(Aim of the exercise):
Please render each line of the listing below as a JSON array of strings, one string per line, with blank lines omitted.

--- Start Provided data ---

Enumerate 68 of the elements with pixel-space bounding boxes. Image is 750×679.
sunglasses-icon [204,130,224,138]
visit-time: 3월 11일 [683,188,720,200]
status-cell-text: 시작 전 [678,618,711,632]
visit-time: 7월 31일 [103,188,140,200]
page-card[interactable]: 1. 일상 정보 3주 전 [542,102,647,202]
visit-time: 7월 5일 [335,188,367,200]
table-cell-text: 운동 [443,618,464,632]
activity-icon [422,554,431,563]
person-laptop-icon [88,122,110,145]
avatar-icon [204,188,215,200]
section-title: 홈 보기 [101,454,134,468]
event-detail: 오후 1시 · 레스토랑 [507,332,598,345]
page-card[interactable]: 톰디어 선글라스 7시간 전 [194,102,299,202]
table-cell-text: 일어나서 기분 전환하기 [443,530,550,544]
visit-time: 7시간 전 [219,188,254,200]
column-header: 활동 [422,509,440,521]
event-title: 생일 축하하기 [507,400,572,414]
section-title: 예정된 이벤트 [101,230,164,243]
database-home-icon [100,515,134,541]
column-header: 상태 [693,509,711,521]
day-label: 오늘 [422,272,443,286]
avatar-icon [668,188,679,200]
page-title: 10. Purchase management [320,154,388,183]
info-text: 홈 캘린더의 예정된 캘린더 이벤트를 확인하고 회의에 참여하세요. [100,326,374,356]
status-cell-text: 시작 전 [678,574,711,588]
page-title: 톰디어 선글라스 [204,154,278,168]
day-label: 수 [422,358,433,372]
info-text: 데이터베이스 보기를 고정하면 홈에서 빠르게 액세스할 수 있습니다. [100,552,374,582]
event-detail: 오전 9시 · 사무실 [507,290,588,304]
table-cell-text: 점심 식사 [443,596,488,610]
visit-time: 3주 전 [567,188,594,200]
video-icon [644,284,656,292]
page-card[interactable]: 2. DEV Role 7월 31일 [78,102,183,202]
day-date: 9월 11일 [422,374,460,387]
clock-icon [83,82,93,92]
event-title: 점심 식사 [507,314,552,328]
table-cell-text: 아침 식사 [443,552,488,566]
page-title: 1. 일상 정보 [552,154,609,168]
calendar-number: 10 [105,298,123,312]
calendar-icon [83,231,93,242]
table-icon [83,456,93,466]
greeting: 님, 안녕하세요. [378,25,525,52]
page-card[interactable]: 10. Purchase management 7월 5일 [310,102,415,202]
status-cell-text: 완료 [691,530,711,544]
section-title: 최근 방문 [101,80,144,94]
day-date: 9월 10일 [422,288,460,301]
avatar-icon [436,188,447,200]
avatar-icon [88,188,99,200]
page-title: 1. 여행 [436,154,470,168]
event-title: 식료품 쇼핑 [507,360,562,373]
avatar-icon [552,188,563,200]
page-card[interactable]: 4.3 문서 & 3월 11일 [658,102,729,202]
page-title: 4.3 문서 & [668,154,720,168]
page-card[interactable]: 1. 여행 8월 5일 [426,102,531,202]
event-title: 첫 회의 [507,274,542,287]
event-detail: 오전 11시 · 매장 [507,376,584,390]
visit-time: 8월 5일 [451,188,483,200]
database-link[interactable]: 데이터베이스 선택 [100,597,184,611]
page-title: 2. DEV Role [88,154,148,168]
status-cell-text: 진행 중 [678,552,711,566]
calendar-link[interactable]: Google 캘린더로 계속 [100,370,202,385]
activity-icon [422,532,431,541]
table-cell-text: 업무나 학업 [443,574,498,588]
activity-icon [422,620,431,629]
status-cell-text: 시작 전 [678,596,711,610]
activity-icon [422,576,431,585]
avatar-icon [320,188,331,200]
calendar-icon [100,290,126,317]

--- End Provided data ---

(Problem solution):
[
  "Enumerate 68 of the elements with pixel-space bounding boxes. Image is 750×679.",
  "sunglasses-icon [204,130,224,138]",
  "visit-time: 3월 11일 [683,188,720,200]",
  "status-cell-text: 시작 전 [678,618,711,632]",
  "visit-time: 7월 31일 [103,188,140,200]",
  "page-card[interactable]: 1. 일상 정보 3주 전 [542,102,647,202]",
  "visit-time: 7월 5일 [335,188,367,200]",
  "table-cell-text: 운동 [443,618,464,632]",
  "activity-icon [422,554,431,563]",
  "person-laptop-icon [88,122,110,145]",
  "avatar-icon [204,188,215,200]",
  "section-title: 홈 보기 [101,454,134,468]",
  "event-detail: 오후 1시 · 레스토랑 [507,332,598,345]",
  "page-card[interactable]: 톰디어 선글라스 7시간 전 [194,102,299,202]",
  "table-cell-text: 일어나서 기분 전환하기 [443,530,550,544]",
  "visit-time: 7시간 전 [219,188,254,200]",
  "column-header: 활동 [422,509,440,521]",
  "event-title: 생일 축하하기 [507,400,572,414]",
  "section-title: 예정된 이벤트 [101,230,164,243]",
  "database-home-icon [100,515,134,541]",
  "column-header: 상태 [693,509,711,521]",
  "day-label: 오늘 [422,272,443,286]",
  "avatar-icon [668,188,679,200]",
  "page-title: 10. Purchase management [320,154,388,183]",
  "info-text: 홈 캘린더의 예정된 캘린더 이벤트를 확인하고 회의에 참여하세요. [100,326,374,356]",
  "status-cell-text: 시작 전 [678,574,711,588]",
  "page-title: 톰디어 선글라스 [204,154,278,168]",
  "day-label: 수 [422,358,433,372]",
  "info-text: 데이터베이스 보기를 고정하면 홈에서 빠르게 액세스할 수 있습니다. [100,552,374,582]",
  "event-detail: 오전 9시 · 사무실 [507,290,588,304]",
  "table-cell-text: 점심 식사 [443,596,488,610]",
  "visit-time: 3주 전 [567,188,594,200]",
  "video-icon [644,284,656,292]",
  "page-card[interactable]: 2. DEV Role 7월 31일 [78,102,183,202]",
  "day-date: 9월 11일 [422,374,460,387]",
  "clock-icon [83,82,93,92]",
  "event-title: 점심 식사 [507,314,552,328]",
  "table-cell-text: 아침 식사 [443,552,488,566]",
  "page-title: 1. 일상 정보 [552,154,609,168]",
  "calendar-number: 10 [105,298,123,312]",
  "calendar-icon [83,231,93,242]",
  "table-icon [83,456,93,466]",
  "greeting: 님, 안녕하세요. [378,25,525,52]",
  "page-card[interactable]: 10. Purchase management 7월 5일 [310,102,415,202]",
  "status-cell-text: 완료 [691,530,711,544]",
  "section-title: 최근 방문 [101,80,144,94]",
  "day-date: 9월 10일 [422,288,460,301]",
  "avatar-icon [436,188,447,200]",
  "avatar-icon [88,188,99,200]",
  "page-title: 1. 여행 [436,154,470,168]",
  "event-title: 식료품 쇼핑 [507,360,562,373]",
  "avatar-icon [552,188,563,200]",
  "page-card[interactable]: 4.3 문서 & 3월 11일 [658,102,729,202]",
  "page-title: 4.3 문서 & [668,154,720,168]",
  "page-card[interactable]: 1. 여행 8월 5일 [426,102,531,202]",
  "event-title: 첫 회의 [507,274,542,287]",
  "event-detail: 오전 11시 · 매장 [507,376,584,390]",
  "visit-time: 8월 5일 [451,188,483,200]",
  "database-link[interactable]: 데이터베이스 선택 [100,597,184,611]",
  "page-title: 2. DEV Role [88,154,148,168]",
  "status-cell-text: 진행 중 [678,552,711,566]",
  "calendar-link[interactable]: Google 캘린더로 계속 [100,370,202,385]",
  "activity-icon [422,532,431,541]",
  "table-cell-text: 업무나 학업 [443,574,498,588]",
  "activity-icon [422,620,431,629]",
  "status-cell-text: 시작 전 [678,596,711,610]",
  "activity-icon [422,576,431,585]",
  "avatar-icon [320,188,331,200]",
  "calendar-icon [100,290,126,317]"
]